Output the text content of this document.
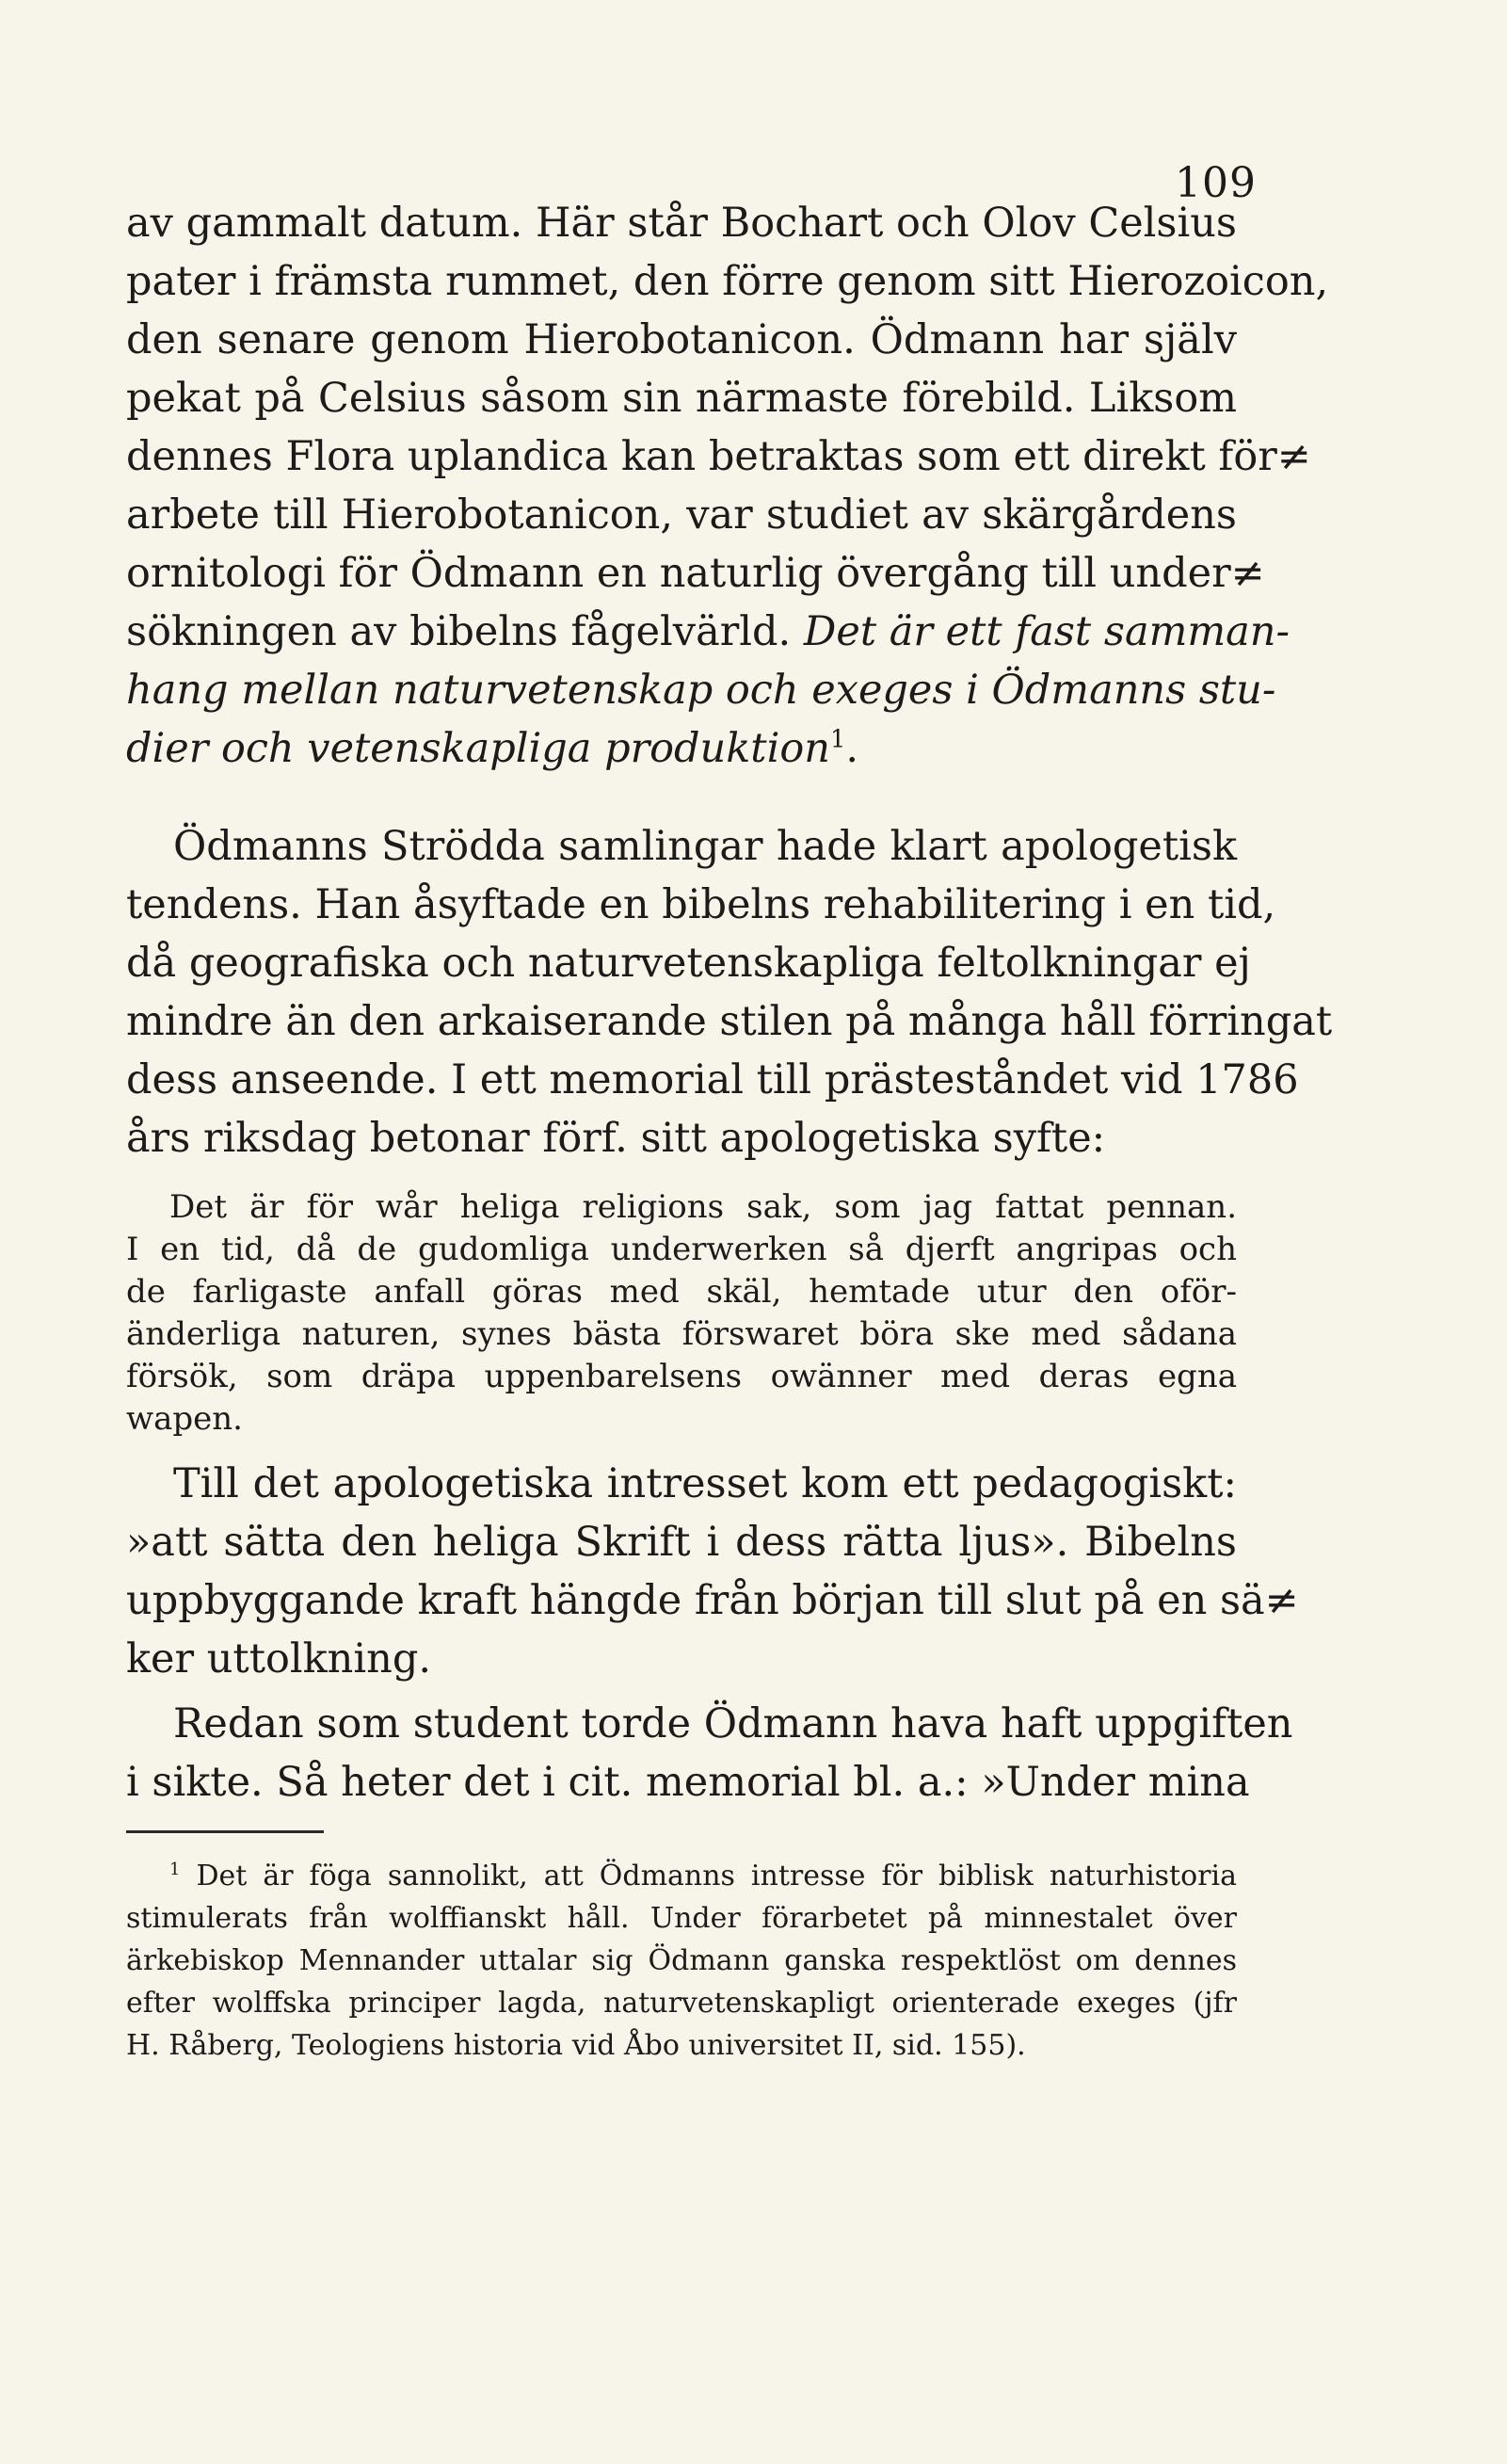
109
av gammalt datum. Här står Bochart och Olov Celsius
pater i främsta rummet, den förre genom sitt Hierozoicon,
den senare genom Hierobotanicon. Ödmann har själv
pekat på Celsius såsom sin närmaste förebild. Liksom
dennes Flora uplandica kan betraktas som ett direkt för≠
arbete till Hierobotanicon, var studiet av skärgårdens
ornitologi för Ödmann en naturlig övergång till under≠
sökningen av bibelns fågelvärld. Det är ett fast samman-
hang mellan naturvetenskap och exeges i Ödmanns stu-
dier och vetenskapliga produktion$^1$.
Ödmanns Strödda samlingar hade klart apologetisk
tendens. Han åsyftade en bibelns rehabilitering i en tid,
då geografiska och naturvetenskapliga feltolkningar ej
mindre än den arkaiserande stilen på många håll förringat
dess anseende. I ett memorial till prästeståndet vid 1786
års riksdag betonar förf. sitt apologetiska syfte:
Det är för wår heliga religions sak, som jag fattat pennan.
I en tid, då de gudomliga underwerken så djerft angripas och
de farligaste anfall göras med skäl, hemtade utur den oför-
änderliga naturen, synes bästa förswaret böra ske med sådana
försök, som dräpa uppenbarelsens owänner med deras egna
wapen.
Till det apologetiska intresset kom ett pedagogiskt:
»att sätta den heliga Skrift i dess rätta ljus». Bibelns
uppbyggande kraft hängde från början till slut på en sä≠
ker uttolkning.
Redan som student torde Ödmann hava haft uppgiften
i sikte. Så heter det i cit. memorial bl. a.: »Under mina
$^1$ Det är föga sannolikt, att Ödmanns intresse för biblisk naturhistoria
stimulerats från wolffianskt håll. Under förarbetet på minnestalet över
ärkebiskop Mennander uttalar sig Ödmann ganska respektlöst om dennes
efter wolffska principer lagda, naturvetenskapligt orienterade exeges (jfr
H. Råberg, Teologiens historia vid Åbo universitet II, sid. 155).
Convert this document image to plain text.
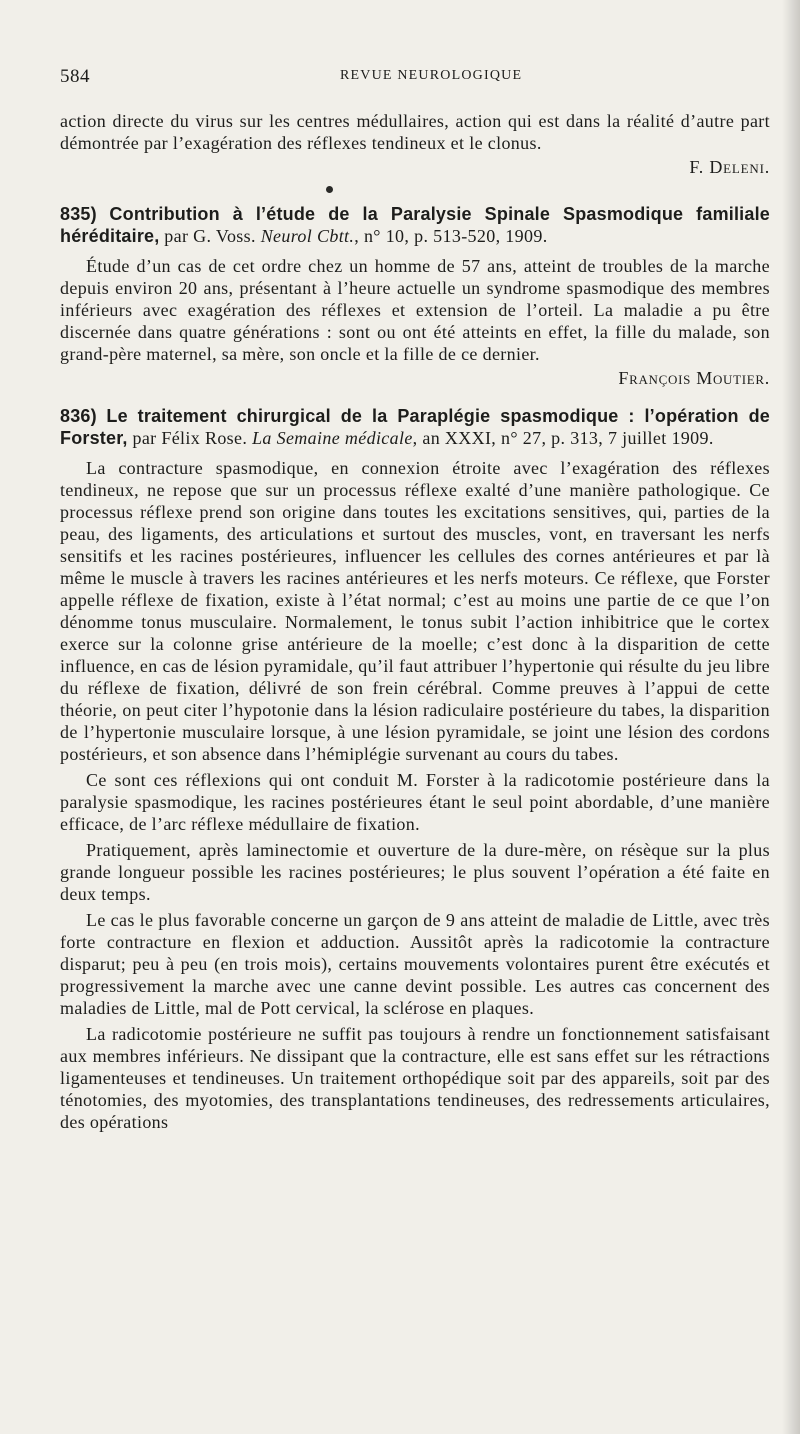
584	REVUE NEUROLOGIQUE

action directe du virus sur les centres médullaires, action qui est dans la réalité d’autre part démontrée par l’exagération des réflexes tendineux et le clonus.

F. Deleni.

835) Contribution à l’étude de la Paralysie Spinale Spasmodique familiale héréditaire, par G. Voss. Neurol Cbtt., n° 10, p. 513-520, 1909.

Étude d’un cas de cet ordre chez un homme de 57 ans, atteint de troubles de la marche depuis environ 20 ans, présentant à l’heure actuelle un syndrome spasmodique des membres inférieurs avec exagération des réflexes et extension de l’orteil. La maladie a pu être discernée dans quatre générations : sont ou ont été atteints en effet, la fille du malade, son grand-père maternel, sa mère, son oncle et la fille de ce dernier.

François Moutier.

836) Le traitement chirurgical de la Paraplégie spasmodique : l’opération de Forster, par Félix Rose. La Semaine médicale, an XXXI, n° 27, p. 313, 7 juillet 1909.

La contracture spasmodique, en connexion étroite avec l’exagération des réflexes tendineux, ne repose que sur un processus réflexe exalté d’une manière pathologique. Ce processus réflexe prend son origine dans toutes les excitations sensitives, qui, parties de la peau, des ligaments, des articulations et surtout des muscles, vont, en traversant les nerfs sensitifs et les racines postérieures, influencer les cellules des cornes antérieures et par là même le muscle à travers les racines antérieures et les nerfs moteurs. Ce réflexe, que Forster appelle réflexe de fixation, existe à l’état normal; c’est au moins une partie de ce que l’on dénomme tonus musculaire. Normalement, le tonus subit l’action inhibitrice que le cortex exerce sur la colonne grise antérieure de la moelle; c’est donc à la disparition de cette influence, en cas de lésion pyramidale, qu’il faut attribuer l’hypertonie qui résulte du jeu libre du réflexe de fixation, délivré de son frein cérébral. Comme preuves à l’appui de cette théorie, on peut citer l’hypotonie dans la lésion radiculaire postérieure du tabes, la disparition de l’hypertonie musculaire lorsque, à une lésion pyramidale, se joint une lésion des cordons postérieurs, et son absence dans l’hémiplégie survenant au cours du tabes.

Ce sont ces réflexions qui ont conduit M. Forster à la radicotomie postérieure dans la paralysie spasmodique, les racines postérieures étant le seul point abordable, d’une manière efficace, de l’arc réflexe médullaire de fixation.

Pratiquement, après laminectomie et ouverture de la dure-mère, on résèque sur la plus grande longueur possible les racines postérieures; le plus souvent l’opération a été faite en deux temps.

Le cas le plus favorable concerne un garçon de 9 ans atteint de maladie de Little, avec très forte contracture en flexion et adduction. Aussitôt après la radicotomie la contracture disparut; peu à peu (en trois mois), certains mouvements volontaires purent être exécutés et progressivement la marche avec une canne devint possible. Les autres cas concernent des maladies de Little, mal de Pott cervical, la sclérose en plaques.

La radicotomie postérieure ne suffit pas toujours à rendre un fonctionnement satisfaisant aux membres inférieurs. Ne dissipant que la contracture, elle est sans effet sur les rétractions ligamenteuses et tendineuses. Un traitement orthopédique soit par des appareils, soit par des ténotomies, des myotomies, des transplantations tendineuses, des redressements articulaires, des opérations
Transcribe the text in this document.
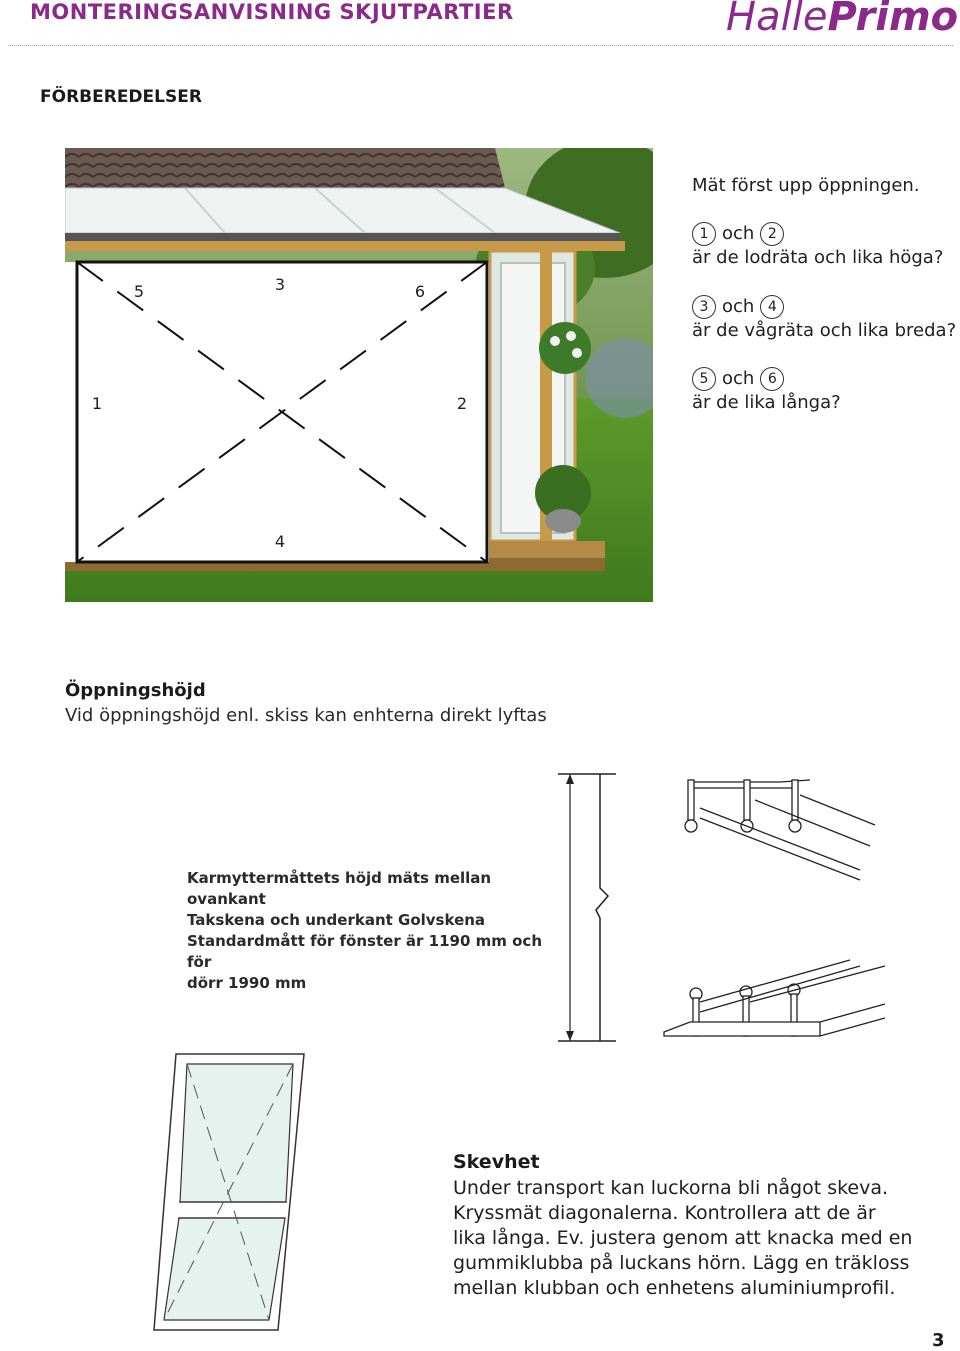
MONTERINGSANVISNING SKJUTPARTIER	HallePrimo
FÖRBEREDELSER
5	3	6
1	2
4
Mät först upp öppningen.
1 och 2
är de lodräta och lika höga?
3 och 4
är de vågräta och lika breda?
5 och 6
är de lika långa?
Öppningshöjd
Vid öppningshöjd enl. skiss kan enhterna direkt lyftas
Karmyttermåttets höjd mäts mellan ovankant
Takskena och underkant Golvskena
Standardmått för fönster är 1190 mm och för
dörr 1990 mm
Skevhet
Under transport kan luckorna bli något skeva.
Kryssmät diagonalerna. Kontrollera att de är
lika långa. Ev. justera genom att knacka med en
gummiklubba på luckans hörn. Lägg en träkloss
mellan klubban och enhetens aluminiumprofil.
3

### Work request
Give the number of lines in the data above that include the word "text", with no other words.

### Task response
3